## BEGIN
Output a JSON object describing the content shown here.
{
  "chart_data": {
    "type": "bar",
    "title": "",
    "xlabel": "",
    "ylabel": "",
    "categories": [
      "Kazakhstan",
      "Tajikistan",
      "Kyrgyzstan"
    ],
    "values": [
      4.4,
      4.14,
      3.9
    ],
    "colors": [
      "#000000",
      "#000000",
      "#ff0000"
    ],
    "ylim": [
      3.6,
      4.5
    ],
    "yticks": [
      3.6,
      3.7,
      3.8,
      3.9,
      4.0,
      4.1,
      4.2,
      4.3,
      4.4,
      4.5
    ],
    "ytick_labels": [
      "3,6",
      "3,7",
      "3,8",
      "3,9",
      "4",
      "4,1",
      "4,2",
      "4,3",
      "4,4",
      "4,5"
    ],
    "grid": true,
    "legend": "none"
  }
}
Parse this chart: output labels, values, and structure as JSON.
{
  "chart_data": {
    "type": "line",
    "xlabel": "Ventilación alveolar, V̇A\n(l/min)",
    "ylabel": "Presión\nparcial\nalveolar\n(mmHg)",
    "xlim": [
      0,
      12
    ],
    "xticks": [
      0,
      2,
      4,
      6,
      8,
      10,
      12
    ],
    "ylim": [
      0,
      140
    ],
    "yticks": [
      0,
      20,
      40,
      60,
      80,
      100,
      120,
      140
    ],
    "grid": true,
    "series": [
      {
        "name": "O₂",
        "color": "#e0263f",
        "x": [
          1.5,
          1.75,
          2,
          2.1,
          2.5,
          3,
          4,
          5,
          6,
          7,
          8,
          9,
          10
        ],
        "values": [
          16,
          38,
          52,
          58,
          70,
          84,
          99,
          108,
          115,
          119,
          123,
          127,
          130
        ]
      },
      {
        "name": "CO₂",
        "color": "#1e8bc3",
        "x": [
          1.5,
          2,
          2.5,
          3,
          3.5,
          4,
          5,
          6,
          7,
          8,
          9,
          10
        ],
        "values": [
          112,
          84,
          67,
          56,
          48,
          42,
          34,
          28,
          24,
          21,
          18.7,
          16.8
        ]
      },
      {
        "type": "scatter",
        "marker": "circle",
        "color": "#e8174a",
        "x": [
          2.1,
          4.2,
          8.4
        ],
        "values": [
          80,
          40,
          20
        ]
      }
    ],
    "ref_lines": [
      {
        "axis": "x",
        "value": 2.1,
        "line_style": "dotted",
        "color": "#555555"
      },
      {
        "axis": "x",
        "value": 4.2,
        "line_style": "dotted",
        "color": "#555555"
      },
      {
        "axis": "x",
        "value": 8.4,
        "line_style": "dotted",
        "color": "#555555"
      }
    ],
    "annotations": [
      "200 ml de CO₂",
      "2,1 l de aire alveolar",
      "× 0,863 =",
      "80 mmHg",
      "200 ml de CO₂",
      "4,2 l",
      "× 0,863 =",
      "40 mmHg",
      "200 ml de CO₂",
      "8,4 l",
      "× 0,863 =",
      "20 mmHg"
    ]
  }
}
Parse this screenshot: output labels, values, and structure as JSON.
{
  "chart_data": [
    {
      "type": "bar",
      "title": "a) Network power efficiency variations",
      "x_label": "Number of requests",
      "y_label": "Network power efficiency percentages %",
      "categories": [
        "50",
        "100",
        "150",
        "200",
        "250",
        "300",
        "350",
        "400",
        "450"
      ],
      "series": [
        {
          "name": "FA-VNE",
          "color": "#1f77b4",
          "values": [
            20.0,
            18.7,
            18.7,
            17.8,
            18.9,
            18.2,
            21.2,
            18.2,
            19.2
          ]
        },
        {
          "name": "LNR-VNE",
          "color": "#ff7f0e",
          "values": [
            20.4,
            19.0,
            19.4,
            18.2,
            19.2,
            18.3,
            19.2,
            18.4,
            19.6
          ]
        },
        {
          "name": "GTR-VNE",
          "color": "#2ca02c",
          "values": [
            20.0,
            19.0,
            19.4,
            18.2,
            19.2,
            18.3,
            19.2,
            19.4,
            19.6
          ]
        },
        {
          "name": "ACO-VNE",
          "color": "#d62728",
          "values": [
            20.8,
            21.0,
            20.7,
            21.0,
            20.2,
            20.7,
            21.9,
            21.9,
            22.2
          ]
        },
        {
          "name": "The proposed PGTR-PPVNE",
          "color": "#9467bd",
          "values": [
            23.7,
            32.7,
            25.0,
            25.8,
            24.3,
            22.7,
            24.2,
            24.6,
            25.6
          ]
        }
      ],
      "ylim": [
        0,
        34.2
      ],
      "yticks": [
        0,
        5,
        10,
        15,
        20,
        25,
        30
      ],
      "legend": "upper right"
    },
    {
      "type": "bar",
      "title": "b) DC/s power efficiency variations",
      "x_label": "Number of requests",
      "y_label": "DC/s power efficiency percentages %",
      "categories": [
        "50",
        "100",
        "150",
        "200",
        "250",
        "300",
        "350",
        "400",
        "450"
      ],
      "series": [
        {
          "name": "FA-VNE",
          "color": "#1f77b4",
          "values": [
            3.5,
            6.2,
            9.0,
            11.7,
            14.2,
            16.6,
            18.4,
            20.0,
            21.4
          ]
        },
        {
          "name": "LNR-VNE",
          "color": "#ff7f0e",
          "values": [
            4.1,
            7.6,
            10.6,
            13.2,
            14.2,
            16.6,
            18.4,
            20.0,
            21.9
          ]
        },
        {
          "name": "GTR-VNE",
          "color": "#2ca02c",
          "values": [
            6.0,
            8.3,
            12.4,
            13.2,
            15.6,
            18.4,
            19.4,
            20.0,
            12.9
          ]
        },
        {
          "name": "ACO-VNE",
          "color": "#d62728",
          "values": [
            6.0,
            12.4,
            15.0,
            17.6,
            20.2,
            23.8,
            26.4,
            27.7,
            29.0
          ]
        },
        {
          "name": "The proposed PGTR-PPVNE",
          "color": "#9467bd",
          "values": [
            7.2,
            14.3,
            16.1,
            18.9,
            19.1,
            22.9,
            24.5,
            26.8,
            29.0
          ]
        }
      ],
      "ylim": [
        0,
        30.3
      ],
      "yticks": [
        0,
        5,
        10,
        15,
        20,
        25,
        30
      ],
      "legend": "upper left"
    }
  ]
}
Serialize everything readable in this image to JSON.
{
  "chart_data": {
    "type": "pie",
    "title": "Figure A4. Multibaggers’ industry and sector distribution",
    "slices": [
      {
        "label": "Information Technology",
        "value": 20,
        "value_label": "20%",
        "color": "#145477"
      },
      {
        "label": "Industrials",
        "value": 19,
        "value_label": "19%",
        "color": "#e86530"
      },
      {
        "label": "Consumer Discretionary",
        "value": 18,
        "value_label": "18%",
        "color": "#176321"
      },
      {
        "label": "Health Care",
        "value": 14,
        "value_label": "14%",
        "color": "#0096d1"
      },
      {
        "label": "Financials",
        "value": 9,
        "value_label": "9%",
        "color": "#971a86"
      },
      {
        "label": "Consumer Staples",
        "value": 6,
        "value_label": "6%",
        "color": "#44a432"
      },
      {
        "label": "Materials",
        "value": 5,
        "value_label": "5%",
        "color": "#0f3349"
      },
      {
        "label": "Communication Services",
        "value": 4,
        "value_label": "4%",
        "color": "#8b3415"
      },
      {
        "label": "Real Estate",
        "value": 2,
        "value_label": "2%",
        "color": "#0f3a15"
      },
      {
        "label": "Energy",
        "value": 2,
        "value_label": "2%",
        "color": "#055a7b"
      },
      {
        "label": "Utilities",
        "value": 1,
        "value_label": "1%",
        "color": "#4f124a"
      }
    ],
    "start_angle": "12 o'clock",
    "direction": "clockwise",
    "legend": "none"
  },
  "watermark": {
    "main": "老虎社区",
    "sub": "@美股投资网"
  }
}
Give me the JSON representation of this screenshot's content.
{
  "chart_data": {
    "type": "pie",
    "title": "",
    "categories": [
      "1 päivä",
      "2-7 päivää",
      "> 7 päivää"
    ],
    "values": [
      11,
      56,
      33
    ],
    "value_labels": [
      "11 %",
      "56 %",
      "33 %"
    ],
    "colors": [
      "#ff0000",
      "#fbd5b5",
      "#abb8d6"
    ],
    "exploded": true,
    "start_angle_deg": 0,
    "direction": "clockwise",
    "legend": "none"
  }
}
## END
REQUIREMENTS: Out of the material above, select every line that holds the string "structure".

RESPONSE FOR THIS EXERCISE:
Parse this chart: output labels, values, and structure as JSON.
Parse this screenshot: output labels, values, and structure as JSON.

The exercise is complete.